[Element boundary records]

______________________________

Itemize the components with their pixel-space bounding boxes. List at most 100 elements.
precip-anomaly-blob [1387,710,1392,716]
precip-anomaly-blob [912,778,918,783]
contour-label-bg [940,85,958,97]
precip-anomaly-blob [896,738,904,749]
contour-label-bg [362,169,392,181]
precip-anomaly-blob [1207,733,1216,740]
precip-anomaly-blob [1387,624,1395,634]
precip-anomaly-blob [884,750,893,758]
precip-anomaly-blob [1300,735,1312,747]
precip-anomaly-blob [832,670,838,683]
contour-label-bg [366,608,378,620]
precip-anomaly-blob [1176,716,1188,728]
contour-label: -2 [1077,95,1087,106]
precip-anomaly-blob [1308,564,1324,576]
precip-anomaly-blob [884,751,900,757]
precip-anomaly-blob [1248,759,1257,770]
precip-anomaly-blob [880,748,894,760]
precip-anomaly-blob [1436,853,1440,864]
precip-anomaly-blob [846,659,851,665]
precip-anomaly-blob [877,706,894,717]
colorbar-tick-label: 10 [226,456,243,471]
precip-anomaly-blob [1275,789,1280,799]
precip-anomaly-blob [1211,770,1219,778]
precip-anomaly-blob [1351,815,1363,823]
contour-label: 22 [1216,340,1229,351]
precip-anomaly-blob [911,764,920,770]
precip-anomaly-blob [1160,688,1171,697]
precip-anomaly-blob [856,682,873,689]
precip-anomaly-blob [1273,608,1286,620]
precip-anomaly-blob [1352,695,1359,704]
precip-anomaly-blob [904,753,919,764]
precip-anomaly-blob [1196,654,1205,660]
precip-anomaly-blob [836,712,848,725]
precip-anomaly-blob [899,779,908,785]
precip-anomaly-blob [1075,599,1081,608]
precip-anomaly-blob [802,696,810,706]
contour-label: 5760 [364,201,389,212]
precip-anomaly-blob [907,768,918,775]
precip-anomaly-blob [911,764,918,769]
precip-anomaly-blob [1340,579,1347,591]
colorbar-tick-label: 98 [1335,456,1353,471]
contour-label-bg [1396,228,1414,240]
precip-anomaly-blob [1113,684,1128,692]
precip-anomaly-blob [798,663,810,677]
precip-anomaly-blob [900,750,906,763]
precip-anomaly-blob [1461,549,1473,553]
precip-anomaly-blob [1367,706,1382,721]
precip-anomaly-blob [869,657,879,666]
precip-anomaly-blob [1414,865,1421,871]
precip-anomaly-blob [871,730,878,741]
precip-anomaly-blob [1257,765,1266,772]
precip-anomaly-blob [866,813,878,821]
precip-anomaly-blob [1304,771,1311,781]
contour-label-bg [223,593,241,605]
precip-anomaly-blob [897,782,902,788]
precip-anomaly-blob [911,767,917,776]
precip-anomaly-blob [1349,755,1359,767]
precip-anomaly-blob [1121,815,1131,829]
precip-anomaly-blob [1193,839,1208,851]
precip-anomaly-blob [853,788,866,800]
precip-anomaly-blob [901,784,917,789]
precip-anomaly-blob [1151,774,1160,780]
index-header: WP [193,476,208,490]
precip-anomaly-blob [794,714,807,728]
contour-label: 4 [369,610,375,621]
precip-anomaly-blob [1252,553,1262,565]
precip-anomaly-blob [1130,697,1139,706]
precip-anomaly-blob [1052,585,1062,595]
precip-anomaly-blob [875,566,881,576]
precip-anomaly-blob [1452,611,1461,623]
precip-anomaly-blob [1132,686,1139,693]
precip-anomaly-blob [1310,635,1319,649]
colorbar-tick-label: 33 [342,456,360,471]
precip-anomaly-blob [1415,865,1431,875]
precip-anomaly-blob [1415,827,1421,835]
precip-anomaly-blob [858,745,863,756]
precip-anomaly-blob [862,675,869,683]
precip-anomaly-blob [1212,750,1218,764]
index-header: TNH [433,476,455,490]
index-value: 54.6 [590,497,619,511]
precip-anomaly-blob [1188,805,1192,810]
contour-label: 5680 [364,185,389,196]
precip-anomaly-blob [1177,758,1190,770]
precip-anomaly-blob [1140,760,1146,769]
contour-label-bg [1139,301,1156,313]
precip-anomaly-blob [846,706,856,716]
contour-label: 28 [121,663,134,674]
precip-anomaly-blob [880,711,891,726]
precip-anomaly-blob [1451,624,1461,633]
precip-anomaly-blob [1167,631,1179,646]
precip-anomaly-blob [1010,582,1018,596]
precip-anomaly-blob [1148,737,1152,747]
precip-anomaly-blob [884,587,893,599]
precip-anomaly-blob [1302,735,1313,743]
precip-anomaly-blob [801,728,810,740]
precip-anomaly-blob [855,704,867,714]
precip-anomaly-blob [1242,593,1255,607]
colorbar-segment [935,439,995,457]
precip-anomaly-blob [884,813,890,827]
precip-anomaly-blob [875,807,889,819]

______________________________

WHAT TO DO
Copy out every line of the listing above word for word.

ANSWER BELOW
Itemize the components with their pixel-space bounding boxes. List at most 100 elements.
precip-anomaly-blob [1387,710,1392,716]
precip-anomaly-blob [912,778,918,783]
contour-label-bg [940,85,958,97]
precip-anomaly-blob [896,738,904,749]
contour-label-bg [362,169,392,181]
precip-anomaly-blob [1207,733,1216,740]
precip-anomaly-blob [1387,624,1395,634]
precip-anomaly-blob [884,750,893,758]
precip-anomaly-blob [1300,735,1312,747]
precip-anomaly-blob [832,670,838,683]
contour-label-bg [366,608,378,620]
precip-anomaly-blob [1176,716,1188,728]
contour-label: -2 [1077,95,1087,106]
precip-anomaly-blob [1308,564,1324,576]
precip-anomaly-blob [884,751,900,757]
precip-anomaly-blob [1248,759,1257,770]
precip-anomaly-blob [880,748,894,760]
precip-anomaly-blob [1436,853,1440,864]
precip-anomaly-blob [846,659,851,665]
precip-anomaly-blob [877,706,894,717]
colorbar-tick-label: 10 [226,456,243,471]
precip-anomaly-blob [1275,789,1280,799]
precip-anomaly-blob [1211,770,1219,778]
precip-anomaly-blob [1351,815,1363,823]
contour-label: 22 [1216,340,1229,351]
precip-anomaly-blob [911,764,920,770]
precip-anomaly-blob [1160,688,1171,697]
precip-anomaly-blob [856,682,873,689]
precip-anomaly-blob [1273,608,1286,620]
precip-anomaly-blob [1352,695,1359,704]
precip-anomaly-blob [904,753,919,764]
precip-anomaly-blob [1196,654,1205,660]
precip-anomaly-blob [836,712,848,725]
precip-anomaly-blob [899,779,908,785]
precip-anomaly-blob [1075,599,1081,608]
precip-anomaly-blob [802,696,810,706]
contour-label: 5760 [364,201,389,212]
precip-anomaly-blob [907,768,918,775]
precip-anomaly-blob [911,764,918,769]
precip-anomaly-blob [1340,579,1347,591]
colorbar-tick-label: 98 [1335,456,1353,471]
contour-label-bg [1396,228,1414,240]
precip-anomaly-blob [1113,684,1128,692]
precip-anomaly-blob [798,663,810,677]
precip-anomaly-blob [900,750,906,763]
precip-anomaly-blob [1461,549,1473,553]
precip-anomaly-blob [1367,706,1382,721]
precip-anomaly-blob [869,657,879,666]
precip-anomaly-blob [1414,865,1421,871]
precip-anomaly-blob [871,730,878,741]
precip-anomaly-blob [1257,765,1266,772]
precip-anomaly-blob [866,813,878,821]
precip-anomaly-blob [1304,771,1311,781]
contour-label-bg [223,593,241,605]
precip-anomaly-blob [897,782,902,788]
precip-anomaly-blob [911,767,917,776]
precip-anomaly-blob [1349,755,1359,767]
precip-anomaly-blob [1121,815,1131,829]
precip-anomaly-blob [1193,839,1208,851]
precip-anomaly-blob [853,788,866,800]
precip-anomaly-blob [901,784,917,789]
precip-anomaly-blob [1151,774,1160,780]
index-header: WP [193,476,208,490]
precip-anomaly-blob [794,714,807,728]
contour-label: 4 [369,610,375,621]
precip-anomaly-blob [1252,553,1262,565]
precip-anomaly-blob [1130,697,1139,706]
precip-anomaly-blob [1052,585,1062,595]
precip-anomaly-blob [875,566,881,576]
precip-anomaly-blob [1452,611,1461,623]
precip-anomaly-blob [1132,686,1139,693]
precip-anomaly-blob [1310,635,1319,649]
colorbar-tick-label: 33 [342,456,360,471]
precip-anomaly-blob [1415,865,1431,875]
precip-anomaly-blob [1415,827,1421,835]
precip-anomaly-blob [858,745,863,756]
precip-anomaly-blob [862,675,869,683]
precip-anomaly-blob [1212,750,1218,764]
index-header: TNH [433,476,455,490]
index-value: 54.6 [590,497,619,511]
precip-anomaly-blob [1188,805,1192,810]
contour-label: 5680 [364,185,389,196]
precip-anomaly-blob [1177,758,1190,770]
precip-anomaly-blob [1140,760,1146,769]
contour-label-bg [1139,301,1156,313]
precip-anomaly-blob [846,706,856,716]
contour-label: 28 [121,663,134,674]
precip-anomaly-blob [880,711,891,726]
precip-anomaly-blob [1451,624,1461,633]
precip-anomaly-blob [1167,631,1179,646]
precip-anomaly-blob [1010,582,1018,596]
precip-anomaly-blob [1148,737,1152,747]
precip-anomaly-blob [884,587,893,599]
precip-anomaly-blob [1302,735,1313,743]
precip-anomaly-blob [801,728,810,740]
precip-anomaly-blob [855,704,867,714]
precip-anomaly-blob [1242,593,1255,607]
colorbar-segment [935,439,995,457]
precip-anomaly-blob [884,813,890,827]
precip-anomaly-blob [875,807,889,819]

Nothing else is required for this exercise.